[BEGIN]

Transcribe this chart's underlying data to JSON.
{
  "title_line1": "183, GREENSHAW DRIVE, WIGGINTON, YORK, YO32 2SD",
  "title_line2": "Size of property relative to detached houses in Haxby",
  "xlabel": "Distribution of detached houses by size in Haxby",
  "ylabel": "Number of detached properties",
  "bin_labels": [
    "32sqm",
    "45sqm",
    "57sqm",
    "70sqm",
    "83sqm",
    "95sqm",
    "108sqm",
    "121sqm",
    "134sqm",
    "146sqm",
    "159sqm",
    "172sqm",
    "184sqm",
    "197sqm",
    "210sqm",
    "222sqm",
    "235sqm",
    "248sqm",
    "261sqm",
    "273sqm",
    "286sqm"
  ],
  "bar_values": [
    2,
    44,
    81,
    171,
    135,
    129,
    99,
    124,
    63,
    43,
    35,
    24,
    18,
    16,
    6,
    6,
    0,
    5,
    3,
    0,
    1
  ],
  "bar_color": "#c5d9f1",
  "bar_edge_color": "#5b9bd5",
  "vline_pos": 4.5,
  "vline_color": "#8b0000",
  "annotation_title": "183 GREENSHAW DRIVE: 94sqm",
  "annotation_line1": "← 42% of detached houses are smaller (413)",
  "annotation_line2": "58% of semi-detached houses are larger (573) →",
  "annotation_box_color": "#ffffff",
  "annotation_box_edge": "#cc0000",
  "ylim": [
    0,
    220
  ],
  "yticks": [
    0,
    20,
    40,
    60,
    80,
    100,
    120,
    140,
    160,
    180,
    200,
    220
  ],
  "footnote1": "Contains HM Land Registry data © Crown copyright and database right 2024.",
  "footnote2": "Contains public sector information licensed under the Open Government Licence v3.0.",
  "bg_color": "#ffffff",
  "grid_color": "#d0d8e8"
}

[END]

Prompt: Restate every record exactly, leaving nothing out.

Written answer:
Transcribe this chart's underlying data to JSON.
{
  "title_line1": "183, GREENSHAW DRIVE, WIGGINTON, YORK, YO32 2SD",
  "title_line2": "Size of property relative to detached houses in Haxby",
  "xlabel": "Distribution of detached houses by size in Haxby",
  "ylabel": "Number of detached properties",
  "bin_labels": [
    "32sqm",
    "45sqm",
    "57sqm",
    "70sqm",
    "83sqm",
    "95sqm",
    "108sqm",
    "121sqm",
    "134sqm",
    "146sqm",
    "159sqm",
    "172sqm",
    "184sqm",
    "197sqm",
    "210sqm",
    "222sqm",
    "235sqm",
    "248sqm",
    "261sqm",
    "273sqm",
    "286sqm"
  ],
  "bar_values": [
    2,
    44,
    81,
    171,
    135,
    129,
    99,
    124,
    63,
    43,
    35,
    24,
    18,
    16,
    6,
    6,
    0,
    5,
    3,
    0,
    1
  ],
  "bar_color": "#c5d9f1",
  "bar_edge_color": "#5b9bd5",
  "vline_pos": 4.5,
  "vline_color": "#8b0000",
  "annotation_title": "183 GREENSHAW DRIVE: 94sqm",
  "annotation_line1": "← 42% of detached houses are smaller (413)",
  "annotation_line2": "58% of semi-detached houses are larger (573) →",
  "annotation_box_color": "#ffffff",
  "annotation_box_edge": "#cc0000",
  "ylim": [
    0,
    220
  ],
  "yticks": [
    0,
    20,
    40,
    60,
    80,
    100,
    120,
    140,
    160,
    180,
    200,
    220
  ],
  "footnote1": "Contains HM Land Registry data © Crown copyright and database right 2024.",
  "footnote2": "Contains public sector information licensed under the Open Government Licence v3.0.",
  "bg_color": "#ffffff",
  "grid_color": "#d0d8e8"
}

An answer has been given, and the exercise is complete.